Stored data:

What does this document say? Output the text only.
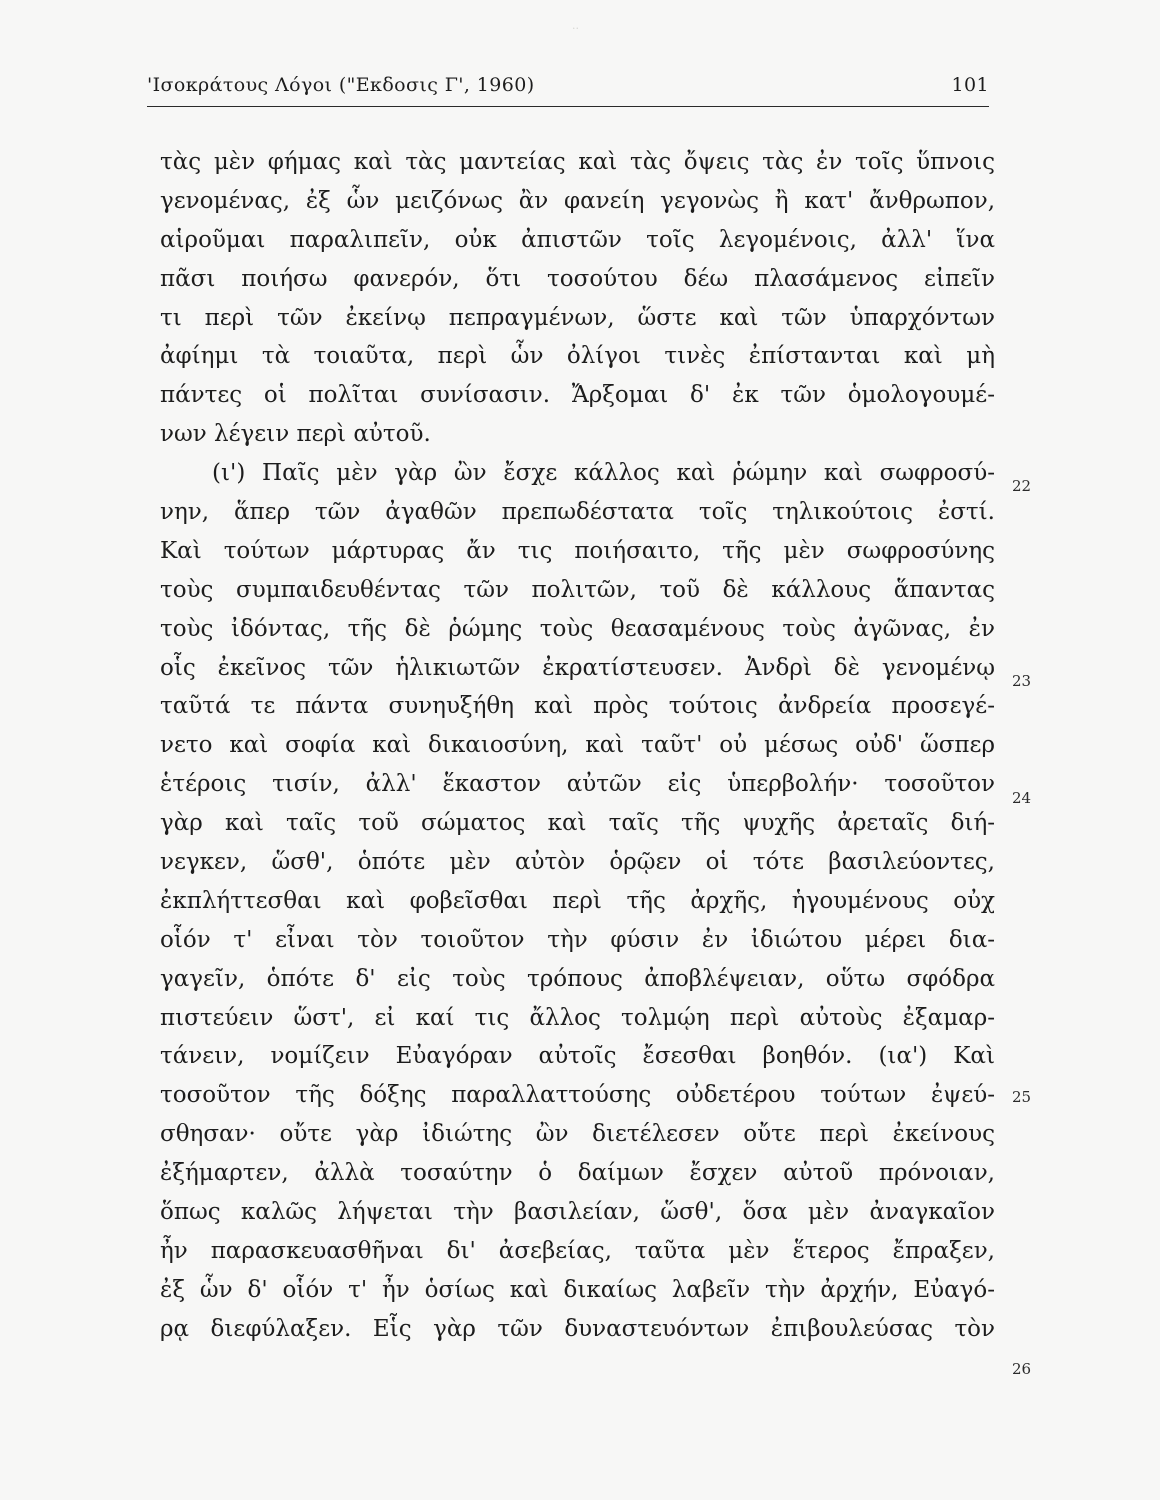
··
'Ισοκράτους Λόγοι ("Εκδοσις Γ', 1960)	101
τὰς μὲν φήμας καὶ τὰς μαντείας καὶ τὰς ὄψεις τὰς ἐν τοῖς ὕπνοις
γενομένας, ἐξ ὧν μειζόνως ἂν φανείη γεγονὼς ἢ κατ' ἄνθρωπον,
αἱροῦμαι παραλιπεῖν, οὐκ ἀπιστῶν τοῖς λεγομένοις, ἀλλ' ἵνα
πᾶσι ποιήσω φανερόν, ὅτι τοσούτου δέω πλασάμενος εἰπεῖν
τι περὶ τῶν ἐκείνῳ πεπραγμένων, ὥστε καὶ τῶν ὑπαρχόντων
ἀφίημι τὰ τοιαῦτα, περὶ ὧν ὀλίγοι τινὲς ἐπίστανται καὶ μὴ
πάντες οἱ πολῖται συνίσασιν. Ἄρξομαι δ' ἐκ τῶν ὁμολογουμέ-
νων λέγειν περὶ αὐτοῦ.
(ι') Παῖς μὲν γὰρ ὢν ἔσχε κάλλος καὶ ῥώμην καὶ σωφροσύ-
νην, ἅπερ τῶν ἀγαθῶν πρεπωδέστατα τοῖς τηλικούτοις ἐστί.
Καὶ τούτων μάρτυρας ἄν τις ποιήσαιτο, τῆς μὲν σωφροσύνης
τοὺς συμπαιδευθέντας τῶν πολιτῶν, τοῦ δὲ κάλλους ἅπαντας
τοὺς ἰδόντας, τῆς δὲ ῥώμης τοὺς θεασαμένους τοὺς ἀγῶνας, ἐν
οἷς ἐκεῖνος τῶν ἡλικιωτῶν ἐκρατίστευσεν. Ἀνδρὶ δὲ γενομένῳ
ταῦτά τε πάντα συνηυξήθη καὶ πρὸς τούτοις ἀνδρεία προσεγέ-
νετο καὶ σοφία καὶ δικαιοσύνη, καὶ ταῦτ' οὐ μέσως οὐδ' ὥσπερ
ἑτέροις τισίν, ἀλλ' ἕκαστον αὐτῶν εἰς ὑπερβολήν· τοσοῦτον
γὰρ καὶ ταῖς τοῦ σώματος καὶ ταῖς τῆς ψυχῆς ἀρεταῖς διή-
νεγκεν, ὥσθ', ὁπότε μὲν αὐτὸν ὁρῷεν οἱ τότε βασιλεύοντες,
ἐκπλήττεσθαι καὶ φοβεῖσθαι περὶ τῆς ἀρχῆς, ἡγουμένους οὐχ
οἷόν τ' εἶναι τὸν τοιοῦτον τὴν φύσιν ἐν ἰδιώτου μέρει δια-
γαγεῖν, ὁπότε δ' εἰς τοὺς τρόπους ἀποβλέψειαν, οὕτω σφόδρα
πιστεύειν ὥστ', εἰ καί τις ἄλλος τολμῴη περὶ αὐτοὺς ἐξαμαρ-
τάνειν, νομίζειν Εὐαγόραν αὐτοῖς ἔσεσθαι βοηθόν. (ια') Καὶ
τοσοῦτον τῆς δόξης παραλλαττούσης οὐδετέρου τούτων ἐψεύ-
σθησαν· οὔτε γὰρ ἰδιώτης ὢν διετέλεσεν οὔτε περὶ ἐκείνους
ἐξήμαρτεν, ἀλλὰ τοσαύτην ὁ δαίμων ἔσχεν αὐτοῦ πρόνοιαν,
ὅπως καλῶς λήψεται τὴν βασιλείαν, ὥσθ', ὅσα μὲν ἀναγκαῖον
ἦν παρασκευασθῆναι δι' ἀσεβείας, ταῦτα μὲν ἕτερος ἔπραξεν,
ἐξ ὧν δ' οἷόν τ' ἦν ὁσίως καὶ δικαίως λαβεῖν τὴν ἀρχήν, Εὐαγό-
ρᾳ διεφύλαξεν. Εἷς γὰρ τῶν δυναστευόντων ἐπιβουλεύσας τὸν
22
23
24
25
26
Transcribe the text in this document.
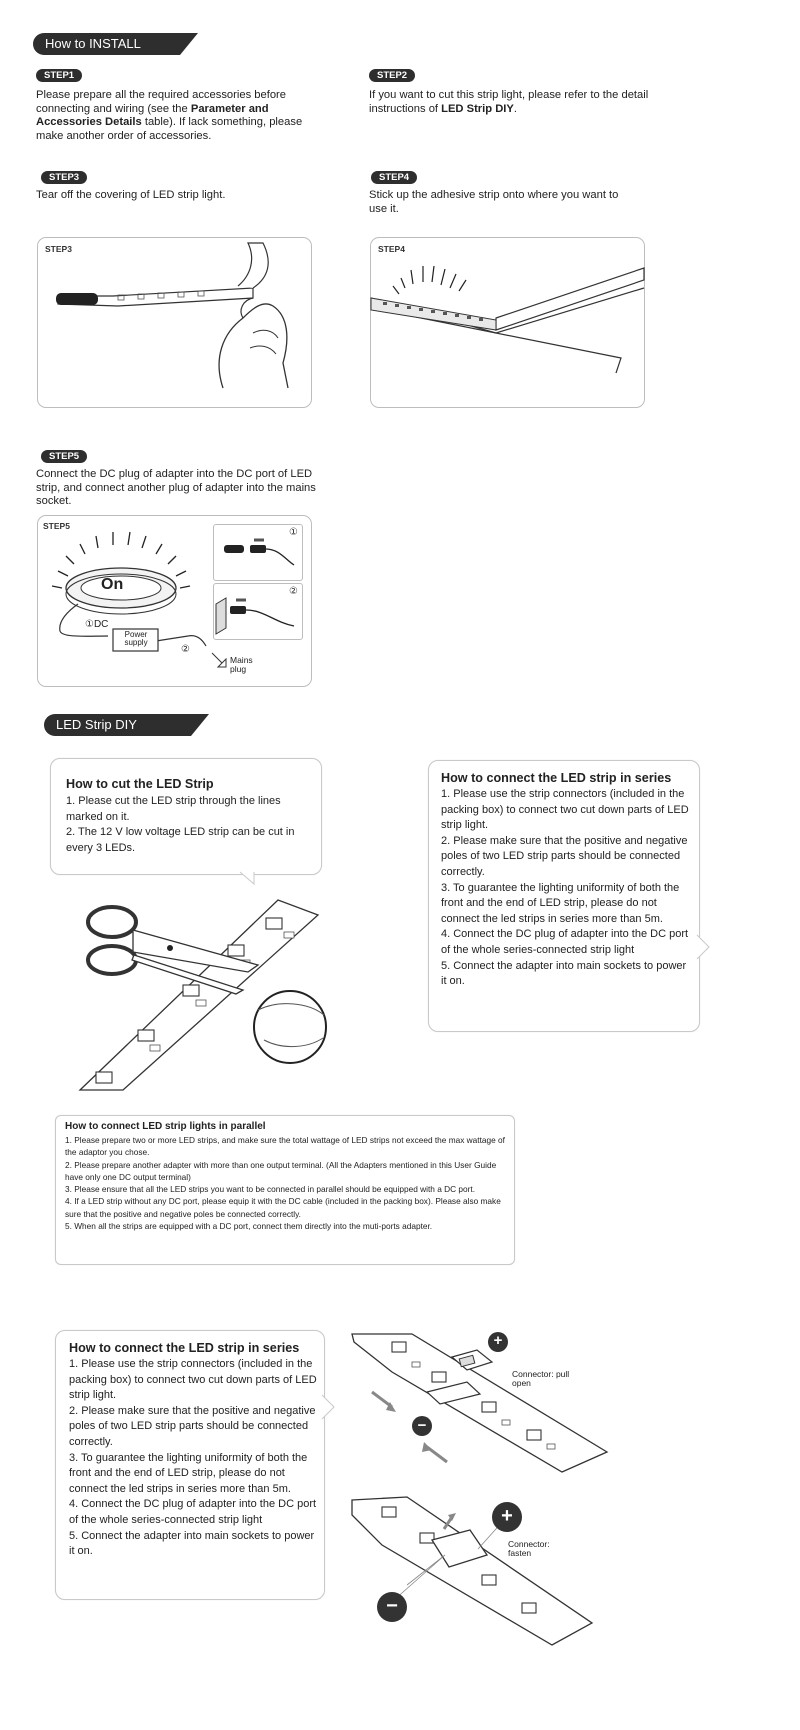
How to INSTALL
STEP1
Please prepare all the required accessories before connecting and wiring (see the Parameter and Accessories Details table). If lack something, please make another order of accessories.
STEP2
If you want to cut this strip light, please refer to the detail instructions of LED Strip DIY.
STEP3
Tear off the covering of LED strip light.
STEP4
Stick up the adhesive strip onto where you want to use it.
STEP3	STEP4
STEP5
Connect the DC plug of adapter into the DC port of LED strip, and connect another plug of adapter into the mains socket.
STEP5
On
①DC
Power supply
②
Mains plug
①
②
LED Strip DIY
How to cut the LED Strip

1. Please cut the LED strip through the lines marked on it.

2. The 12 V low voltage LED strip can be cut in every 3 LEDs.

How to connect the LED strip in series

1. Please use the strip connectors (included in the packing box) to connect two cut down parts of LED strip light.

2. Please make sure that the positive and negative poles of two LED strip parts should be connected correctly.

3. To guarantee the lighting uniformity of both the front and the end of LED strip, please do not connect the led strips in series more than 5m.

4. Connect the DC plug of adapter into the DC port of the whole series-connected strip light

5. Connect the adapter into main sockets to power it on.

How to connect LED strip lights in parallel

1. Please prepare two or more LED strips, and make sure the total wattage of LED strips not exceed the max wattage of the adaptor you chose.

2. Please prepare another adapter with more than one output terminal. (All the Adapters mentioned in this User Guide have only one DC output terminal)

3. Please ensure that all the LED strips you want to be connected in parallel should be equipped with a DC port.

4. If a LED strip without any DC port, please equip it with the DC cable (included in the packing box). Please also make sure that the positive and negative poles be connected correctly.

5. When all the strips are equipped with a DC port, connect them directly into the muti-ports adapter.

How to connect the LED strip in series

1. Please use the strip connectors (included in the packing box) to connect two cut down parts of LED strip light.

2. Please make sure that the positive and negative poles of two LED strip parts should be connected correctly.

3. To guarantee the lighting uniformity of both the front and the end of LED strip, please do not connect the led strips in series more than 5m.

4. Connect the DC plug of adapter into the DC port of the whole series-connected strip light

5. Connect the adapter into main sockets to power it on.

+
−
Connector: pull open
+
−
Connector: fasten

Requirements: Extract each line from the entries above that contains the string "περὶ".

Solved exercise:
τι περὶ τῶν ἐκείνῳ πεπραγμένων, ὥστε καὶ τῶν ὑπαρχόντων
ἀφίημι τὰ τοιαῦτα, περὶ ὧν ὀλίγοι τινὲς ἐπίστανται καὶ μὴ
νων λέγειν περὶ αὐτοῦ.
ἐκπλήττεσθαι καὶ φοβεῖσθαι περὶ τῆς ἀρχῆς, ἡγουμένους οὐχ
πιστεύειν ὥστ', εἰ καί τις ἄλλος τολμῴη περὶ αὐτοὺς ἐξαμαρ-
σθησαν· οὔτε γὰρ ἰδιώτης ὢν διετέλεσεν οὔτε περὶ ἐκείνους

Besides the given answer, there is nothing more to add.